◆ What you will do
Go through the records and copy each line where the word "гражданину" occurs.

◆ Entries shown

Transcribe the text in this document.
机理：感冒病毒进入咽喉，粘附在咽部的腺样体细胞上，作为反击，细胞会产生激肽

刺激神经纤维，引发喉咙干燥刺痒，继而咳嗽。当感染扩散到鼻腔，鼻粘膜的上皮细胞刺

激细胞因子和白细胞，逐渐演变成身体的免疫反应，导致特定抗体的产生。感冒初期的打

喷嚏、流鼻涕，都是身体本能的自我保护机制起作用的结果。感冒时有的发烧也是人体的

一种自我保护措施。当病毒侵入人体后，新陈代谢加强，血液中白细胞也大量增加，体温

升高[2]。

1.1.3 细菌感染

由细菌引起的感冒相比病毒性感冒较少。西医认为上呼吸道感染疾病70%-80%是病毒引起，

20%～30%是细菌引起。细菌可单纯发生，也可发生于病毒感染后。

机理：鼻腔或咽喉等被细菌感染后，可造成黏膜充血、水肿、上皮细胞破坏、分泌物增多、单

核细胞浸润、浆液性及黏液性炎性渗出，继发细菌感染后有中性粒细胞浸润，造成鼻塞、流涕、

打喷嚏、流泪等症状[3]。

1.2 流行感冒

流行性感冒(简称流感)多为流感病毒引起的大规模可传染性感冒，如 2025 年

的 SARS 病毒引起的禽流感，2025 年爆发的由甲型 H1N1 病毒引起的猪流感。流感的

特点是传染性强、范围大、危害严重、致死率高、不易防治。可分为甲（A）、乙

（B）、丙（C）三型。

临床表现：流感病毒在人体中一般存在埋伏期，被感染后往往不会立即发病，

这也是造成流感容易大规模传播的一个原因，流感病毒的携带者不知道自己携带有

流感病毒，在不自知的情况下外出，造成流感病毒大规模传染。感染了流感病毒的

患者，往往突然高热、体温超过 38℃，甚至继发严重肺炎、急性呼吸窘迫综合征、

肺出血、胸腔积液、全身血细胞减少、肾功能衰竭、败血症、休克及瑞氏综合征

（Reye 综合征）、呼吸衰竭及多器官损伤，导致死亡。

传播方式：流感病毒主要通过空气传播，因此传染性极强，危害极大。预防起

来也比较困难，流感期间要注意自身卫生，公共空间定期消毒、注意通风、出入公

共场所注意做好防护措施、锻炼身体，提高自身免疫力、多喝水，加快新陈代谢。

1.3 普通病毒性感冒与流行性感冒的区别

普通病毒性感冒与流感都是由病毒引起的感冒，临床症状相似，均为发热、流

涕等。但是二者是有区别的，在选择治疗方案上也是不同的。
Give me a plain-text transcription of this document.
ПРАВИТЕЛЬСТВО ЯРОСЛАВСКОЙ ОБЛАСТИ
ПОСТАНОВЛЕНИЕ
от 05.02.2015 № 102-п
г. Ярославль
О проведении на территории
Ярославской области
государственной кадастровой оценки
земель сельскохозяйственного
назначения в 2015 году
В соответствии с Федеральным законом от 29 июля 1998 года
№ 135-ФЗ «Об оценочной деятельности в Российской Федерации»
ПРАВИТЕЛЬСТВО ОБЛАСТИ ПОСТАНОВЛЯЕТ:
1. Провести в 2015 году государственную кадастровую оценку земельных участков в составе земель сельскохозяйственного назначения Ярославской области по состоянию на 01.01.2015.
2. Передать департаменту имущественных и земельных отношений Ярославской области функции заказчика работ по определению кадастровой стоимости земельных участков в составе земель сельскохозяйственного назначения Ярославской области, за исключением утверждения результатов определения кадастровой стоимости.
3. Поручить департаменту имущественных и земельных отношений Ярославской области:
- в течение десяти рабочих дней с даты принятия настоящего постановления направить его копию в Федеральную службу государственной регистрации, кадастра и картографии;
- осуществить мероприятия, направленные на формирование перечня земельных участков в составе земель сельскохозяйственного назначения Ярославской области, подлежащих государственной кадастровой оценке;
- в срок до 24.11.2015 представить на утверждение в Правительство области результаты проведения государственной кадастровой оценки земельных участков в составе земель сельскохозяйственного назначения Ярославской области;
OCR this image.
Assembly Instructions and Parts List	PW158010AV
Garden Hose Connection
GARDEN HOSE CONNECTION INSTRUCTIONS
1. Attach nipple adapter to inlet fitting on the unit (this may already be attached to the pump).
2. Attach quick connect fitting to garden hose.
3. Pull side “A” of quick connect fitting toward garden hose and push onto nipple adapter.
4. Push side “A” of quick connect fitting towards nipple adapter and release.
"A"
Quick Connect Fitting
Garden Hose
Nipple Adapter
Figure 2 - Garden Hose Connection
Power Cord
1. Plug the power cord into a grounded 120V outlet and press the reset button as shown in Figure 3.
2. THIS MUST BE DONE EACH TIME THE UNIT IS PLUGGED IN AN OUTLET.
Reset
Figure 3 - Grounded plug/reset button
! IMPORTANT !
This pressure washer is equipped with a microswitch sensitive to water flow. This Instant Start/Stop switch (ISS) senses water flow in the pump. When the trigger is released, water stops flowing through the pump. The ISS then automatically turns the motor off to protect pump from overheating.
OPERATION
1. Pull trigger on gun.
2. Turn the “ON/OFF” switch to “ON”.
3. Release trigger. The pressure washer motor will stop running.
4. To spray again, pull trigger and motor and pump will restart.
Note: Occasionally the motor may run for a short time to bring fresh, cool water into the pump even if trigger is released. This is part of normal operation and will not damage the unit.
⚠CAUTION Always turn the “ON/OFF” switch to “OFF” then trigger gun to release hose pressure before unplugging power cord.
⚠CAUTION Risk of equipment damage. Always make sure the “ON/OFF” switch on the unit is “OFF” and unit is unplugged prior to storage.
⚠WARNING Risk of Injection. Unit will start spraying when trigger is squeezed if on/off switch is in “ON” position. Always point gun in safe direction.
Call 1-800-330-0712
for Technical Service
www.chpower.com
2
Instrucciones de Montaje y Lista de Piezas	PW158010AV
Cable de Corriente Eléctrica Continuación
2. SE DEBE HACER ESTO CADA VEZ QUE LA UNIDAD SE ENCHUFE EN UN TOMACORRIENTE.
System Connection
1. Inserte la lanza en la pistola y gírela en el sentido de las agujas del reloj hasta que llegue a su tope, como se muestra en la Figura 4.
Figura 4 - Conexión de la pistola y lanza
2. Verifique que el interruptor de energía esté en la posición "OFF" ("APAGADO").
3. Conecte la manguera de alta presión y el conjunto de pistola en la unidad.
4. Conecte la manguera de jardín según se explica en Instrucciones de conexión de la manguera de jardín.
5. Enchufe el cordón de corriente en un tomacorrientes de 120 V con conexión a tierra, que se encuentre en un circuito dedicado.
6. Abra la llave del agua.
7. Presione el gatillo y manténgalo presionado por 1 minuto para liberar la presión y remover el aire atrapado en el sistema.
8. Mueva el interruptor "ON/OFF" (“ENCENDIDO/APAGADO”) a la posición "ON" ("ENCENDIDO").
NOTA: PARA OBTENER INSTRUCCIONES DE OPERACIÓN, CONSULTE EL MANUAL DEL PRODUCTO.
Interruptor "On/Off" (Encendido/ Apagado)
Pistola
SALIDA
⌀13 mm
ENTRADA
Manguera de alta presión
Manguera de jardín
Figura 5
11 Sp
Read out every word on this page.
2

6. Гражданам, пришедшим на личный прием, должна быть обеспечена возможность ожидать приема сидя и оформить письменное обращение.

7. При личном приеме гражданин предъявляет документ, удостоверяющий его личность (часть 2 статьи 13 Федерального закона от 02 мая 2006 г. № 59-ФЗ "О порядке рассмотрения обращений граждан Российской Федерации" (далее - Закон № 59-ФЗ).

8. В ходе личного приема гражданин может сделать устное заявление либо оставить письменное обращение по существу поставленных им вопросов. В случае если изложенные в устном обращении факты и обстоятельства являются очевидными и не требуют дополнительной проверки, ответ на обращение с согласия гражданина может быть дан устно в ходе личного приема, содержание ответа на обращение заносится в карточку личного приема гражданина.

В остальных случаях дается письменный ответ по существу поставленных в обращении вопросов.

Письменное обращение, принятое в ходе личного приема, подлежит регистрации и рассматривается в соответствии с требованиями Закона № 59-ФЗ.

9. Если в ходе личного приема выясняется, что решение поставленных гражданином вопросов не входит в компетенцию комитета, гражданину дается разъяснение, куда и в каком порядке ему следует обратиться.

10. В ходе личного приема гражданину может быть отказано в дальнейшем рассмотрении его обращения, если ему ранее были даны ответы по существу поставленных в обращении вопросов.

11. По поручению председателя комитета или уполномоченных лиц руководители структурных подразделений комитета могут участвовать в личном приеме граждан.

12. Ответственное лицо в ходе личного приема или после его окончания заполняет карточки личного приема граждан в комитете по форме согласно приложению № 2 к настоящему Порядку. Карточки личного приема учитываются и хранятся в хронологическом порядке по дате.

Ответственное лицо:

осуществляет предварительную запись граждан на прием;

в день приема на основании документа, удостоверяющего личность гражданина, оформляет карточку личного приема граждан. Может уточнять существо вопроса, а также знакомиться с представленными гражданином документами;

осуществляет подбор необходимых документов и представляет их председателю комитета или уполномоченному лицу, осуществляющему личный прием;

◆ Result for this task
9. Если в ходе личного приема выясняется, что решение поставленных гражданином вопросов не входит в компетенцию комитета, гражданину дается разъяснение, куда и в каком порядке ему следует обратиться.
10. В ходе личного приема гражданину может быть отказано в дальнейшем рассмотрении его обращения, если ему ранее были даны ответы по существу поставленных в обращении вопросов.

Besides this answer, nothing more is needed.